§ **PROBLEMS AND TASKS**
(a) In the forum thread about the orangutan and the plant, what is the name of the plant Rakus was seen chewing?
(b) Say whether each statement agrees with the forum thread about the orangutan and the plant, answering yes or no and quoting the words of the thread that decide it. (i) Akar Kuning is used locally to treat malaria and diabetes. (ii) Vader watches orangutans at Chester Zoo. (iii) The mother at the zoo kept her baby away from the glass.
(c) Write the next post in the forum thread about the orangutan and the plant.

____ PASSAGE PROVIDED

I completely fail to understand the benefits of a gopher conversation that goes along the lines of “‘ere, I can see tall human approaching……. what colour shirt is he wearing Dave?”
1CougarFull MemberAm I the only one wondering what this plant is?
That was my first thought also. One would assume that either it’s something which is already known to us for its properties, or someone somewhere should be conducting some research to find out.
If that’s not the case then the story is little more than “animal rubs plant on face, wound gets better” with nothing to suggest causality. If we’re asserting that the orangutan had prior knowledge then the answer to the question “how?” would be interesting.
1ernielynchFull MemberRead the article:
The team then saw Rakus chewing the stem and leaves of plant called Akar Kuning – an anti-inflammatory and anti-bacterial plant that is also used locally to treat malaria and diabetes.
1stwhannahFull Member@ernielynch Ah, I think it’s had an update since I read it earlier! Thanks!
1CougarFull MemberYeah, that detail wasn’t in the article I read. (Whether the BBC article has been updated or I read a different one, I couldn’t say. I saw the story from a IFL Science link yesterday.) Cheers.
1ernielynchFull MemberYou probably read a different one. I had read the details before you posted
1VaderFree MemberI can sit for ages at Chester Zoo watching them. Wonderful animals. A mother once brought her baby right up to the glass when I was sat watching them. I placed my hand on the pane and she did the same. It made me cry and is one of the best experiences I’ve ever had. What’s happening to them in their natural habitat is a **** travesty. Humans are a set of utter bastards.

________
____ DATA PROVIDED

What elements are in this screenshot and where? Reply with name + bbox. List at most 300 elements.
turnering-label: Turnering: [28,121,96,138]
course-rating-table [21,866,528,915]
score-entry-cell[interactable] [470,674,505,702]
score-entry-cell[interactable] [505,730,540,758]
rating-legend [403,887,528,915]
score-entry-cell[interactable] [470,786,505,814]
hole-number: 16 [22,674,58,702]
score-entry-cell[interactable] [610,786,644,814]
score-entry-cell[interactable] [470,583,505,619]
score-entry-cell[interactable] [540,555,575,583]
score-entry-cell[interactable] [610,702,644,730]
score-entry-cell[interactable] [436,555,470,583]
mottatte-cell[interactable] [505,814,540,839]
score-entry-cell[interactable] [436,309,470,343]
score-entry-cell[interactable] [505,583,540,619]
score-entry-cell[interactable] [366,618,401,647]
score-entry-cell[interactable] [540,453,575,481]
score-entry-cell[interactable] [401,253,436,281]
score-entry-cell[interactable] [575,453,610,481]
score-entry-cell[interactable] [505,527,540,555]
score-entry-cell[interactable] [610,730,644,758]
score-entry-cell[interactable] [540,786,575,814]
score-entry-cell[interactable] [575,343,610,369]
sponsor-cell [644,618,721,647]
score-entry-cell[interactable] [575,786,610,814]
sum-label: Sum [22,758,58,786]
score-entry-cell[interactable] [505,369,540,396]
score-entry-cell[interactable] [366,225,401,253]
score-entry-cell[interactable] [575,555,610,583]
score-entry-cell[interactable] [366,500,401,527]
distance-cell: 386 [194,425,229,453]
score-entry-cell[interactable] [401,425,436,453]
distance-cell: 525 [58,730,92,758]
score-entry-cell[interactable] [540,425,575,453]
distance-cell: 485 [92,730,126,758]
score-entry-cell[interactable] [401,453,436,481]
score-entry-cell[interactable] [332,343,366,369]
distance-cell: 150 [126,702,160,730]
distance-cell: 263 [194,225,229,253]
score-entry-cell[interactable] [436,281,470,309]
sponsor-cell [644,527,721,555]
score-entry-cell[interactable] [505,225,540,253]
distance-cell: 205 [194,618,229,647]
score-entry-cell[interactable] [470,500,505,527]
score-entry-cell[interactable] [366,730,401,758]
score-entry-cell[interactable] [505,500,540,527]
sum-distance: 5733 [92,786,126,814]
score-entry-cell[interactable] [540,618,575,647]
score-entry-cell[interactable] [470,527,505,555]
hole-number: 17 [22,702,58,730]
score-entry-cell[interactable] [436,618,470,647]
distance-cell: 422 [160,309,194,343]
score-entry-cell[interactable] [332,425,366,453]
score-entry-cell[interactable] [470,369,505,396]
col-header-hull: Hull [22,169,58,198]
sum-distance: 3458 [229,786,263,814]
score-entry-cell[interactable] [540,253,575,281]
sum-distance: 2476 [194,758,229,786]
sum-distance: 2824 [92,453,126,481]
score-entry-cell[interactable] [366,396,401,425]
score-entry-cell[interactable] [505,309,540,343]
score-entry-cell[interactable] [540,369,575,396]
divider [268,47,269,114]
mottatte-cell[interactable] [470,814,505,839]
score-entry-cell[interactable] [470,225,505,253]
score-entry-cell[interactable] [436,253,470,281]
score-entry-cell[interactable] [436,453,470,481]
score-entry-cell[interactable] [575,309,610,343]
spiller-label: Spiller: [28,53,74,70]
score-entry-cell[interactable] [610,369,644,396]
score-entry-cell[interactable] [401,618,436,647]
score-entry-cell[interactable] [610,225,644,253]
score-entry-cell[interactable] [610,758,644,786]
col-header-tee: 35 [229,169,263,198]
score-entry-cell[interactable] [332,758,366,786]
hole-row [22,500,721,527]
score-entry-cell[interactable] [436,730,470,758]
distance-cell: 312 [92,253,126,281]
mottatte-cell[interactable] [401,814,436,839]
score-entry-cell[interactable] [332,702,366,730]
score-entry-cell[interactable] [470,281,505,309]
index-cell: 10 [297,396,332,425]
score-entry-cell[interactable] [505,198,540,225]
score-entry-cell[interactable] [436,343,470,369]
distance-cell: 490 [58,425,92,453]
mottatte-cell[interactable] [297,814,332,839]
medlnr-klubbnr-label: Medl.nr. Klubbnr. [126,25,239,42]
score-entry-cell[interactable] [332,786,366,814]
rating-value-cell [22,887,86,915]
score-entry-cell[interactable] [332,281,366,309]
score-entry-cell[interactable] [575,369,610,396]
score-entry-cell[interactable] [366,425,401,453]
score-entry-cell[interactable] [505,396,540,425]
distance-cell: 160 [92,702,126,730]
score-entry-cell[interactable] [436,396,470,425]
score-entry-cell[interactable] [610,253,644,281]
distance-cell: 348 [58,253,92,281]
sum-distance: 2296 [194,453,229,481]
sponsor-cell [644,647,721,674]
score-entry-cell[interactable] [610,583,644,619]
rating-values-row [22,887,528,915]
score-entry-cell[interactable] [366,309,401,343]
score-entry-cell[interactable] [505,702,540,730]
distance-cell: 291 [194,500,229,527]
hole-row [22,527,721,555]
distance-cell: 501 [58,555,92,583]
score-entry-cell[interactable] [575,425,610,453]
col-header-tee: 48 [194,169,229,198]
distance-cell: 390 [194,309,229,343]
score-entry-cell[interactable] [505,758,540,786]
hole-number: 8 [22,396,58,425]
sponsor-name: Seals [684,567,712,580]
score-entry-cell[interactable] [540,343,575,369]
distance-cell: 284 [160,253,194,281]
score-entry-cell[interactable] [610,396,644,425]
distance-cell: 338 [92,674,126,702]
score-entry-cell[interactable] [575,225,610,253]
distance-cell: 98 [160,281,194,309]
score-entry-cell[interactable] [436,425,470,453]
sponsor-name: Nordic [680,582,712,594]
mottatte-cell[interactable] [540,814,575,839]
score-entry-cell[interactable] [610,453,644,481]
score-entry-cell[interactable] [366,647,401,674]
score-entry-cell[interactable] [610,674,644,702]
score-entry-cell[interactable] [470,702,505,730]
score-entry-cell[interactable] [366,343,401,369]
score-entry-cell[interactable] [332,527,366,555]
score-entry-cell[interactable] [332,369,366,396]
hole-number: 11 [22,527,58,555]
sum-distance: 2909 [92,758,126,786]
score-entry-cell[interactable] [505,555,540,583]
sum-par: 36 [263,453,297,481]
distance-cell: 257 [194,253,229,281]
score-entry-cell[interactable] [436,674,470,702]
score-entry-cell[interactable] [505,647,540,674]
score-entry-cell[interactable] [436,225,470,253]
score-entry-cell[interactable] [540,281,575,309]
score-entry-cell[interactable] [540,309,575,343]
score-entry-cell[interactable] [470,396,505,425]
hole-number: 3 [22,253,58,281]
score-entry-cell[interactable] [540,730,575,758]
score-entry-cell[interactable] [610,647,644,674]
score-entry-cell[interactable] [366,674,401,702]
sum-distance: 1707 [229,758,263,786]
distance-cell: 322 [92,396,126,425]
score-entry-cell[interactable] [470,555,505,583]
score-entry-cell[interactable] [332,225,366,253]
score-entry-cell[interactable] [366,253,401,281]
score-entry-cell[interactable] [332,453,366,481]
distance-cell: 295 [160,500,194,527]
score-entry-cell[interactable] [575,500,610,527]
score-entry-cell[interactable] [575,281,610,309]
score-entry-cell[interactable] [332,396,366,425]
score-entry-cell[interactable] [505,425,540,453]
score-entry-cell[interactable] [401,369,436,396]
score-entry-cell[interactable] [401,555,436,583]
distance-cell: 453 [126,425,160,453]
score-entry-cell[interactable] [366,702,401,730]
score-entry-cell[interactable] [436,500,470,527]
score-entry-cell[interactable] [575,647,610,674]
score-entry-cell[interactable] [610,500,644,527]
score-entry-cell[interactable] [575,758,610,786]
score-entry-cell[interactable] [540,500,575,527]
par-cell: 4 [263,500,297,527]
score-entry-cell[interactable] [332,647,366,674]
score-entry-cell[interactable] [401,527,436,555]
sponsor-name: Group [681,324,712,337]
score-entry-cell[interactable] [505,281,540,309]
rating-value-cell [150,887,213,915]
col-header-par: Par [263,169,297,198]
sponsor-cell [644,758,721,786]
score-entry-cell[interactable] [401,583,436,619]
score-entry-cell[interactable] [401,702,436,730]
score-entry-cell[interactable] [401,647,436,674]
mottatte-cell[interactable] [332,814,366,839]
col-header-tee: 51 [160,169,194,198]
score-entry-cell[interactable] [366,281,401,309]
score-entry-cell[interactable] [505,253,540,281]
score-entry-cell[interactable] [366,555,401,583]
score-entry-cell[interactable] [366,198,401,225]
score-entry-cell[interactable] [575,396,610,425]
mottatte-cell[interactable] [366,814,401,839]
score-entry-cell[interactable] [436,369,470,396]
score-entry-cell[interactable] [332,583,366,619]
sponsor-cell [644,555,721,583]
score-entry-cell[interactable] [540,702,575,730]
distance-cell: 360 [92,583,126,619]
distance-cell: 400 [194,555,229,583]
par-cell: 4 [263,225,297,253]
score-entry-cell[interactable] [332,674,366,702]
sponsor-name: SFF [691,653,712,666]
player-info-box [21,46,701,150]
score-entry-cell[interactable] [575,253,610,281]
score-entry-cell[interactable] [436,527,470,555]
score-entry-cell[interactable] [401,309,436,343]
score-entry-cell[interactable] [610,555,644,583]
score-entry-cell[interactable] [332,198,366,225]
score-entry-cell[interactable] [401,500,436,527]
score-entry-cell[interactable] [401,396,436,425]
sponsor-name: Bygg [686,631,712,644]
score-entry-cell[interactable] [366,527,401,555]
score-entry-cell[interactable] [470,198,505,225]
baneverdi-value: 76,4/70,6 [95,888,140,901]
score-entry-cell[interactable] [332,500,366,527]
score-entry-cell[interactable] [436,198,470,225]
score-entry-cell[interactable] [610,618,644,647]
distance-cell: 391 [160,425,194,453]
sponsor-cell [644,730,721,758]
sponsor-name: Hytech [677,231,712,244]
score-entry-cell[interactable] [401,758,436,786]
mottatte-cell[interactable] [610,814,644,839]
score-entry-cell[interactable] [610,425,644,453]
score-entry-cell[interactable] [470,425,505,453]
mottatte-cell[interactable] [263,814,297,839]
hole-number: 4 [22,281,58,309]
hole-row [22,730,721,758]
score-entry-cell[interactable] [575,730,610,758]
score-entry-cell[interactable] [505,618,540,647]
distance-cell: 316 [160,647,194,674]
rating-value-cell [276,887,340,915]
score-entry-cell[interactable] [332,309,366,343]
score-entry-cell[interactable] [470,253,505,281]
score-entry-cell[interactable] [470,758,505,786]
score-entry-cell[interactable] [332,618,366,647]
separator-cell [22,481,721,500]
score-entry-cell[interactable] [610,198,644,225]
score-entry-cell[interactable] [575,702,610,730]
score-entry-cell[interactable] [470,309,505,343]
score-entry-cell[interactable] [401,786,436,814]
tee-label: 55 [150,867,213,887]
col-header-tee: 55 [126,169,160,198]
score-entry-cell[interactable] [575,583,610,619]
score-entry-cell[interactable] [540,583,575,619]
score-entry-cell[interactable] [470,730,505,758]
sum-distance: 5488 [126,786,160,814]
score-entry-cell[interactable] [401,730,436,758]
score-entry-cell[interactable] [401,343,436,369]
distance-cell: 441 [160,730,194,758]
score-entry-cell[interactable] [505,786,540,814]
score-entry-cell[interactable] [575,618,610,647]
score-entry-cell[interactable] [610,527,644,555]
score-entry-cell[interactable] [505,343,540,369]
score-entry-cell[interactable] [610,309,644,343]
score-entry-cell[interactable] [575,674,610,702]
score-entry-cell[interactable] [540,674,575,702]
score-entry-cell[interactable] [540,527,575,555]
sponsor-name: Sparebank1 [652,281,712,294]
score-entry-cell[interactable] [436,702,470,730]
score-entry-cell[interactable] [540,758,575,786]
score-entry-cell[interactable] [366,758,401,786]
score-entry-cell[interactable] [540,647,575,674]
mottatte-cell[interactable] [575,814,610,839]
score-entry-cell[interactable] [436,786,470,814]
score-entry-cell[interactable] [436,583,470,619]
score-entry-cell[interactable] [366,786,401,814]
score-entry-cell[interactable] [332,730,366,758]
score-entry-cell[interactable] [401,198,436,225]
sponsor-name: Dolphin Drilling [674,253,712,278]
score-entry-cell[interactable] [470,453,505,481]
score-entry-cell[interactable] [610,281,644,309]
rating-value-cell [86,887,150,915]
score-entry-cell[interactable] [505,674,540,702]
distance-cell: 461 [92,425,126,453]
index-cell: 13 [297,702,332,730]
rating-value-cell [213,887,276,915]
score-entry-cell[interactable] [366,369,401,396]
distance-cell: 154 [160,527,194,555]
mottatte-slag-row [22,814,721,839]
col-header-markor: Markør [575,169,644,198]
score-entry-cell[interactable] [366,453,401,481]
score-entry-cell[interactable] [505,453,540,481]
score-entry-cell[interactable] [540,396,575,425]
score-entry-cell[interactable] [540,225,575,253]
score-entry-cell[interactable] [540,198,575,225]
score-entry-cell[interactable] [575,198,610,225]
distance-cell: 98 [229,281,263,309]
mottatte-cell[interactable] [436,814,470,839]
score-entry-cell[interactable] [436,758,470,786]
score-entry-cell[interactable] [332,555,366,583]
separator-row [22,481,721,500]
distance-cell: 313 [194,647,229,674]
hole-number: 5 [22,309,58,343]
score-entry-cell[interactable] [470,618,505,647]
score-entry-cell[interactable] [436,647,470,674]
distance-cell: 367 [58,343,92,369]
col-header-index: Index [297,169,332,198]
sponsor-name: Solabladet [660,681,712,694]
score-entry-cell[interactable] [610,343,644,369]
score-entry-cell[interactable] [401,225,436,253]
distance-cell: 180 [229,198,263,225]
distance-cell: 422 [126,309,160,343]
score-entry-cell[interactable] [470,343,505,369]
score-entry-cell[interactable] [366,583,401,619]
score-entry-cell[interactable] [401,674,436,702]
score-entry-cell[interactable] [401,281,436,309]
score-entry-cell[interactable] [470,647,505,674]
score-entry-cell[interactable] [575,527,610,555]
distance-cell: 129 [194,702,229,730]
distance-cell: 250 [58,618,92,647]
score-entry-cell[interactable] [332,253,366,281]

________

§ **ANSWERS BY TASK**
(a) Akar Kuning

(b)
(i) Yes: "also used locally to treat malaria and diabetes."
(ii) Yes: "I can sit for ages at Chester Zoo watching them."
(iii) No: "A mother once brought her baby right up to the glass"

(c)
You’re the orangutan, right?
1WorldClassAccidentFree MemberI was a little surprised by the surprise. I understand that this is the first time they have seen an orangutan apply a poultice but they are frequently observed eating particular plants when they have stomach complaints or rubbing other leaves onto their skin where there are irritants.
I guess it is just because they are using a particular known leave in the same way a human might so it must be amazing. Eating specific leave and rubbing other leaves on them is just being clever monkeys*
Their very intelligent in their problem solving and ability to learn. tHis is probably how they worked out which leaves do what, and then taught the rest of the family so it gets passed down the generations. I seem to remember something about them being the only apes that were taught to use sign language which then went on to learn to lie to their keepers. Not sure if that is right but I seem to remember that they would say they were sick or needed the toilet when they were asked to do stuff they didn’t want to do.
*Yes, I know they are not monkeys
ernielynchFull MemberI think that might have been gorillas WCA, or possibly chimpanzees. Orangutans are unique among primates for being mostly solitary so I doubt that they are particularly talkative to their keepers, verbally or using sign language.
To make the point how primates differ in their social interactions I once heard it suggested that the best way to torture a human was to put them in solitary confinement whilst the best way to torture an orangutan was to send them to a cocktail party. Possibly an exaggeration but they do like their own personal space.
kormoranFree MemberI imagine chips and dips would be rather frustrating for an orangutan, not to mention a cocktail
I read recently that apes were capable of deception, various examples were given including infidelity and when spotting tasty leaves or fruit that they did not wish to share. It was quite interesting the lengths they would go to to deceive
1kormoranFree MemberThat’s incredible, it makes your hairs on your neck stand on end to see them communicate.
PoopscoopFull Memberernielynch
Full MemberThese were a documentary on some years ago about Koko. There was some sort of controversy but I can’t remember what it was? It doesn’t diminish the incredible intelligence and empathy she had, I just can’t remember what it was about but it concerned the humans, not the gorilla.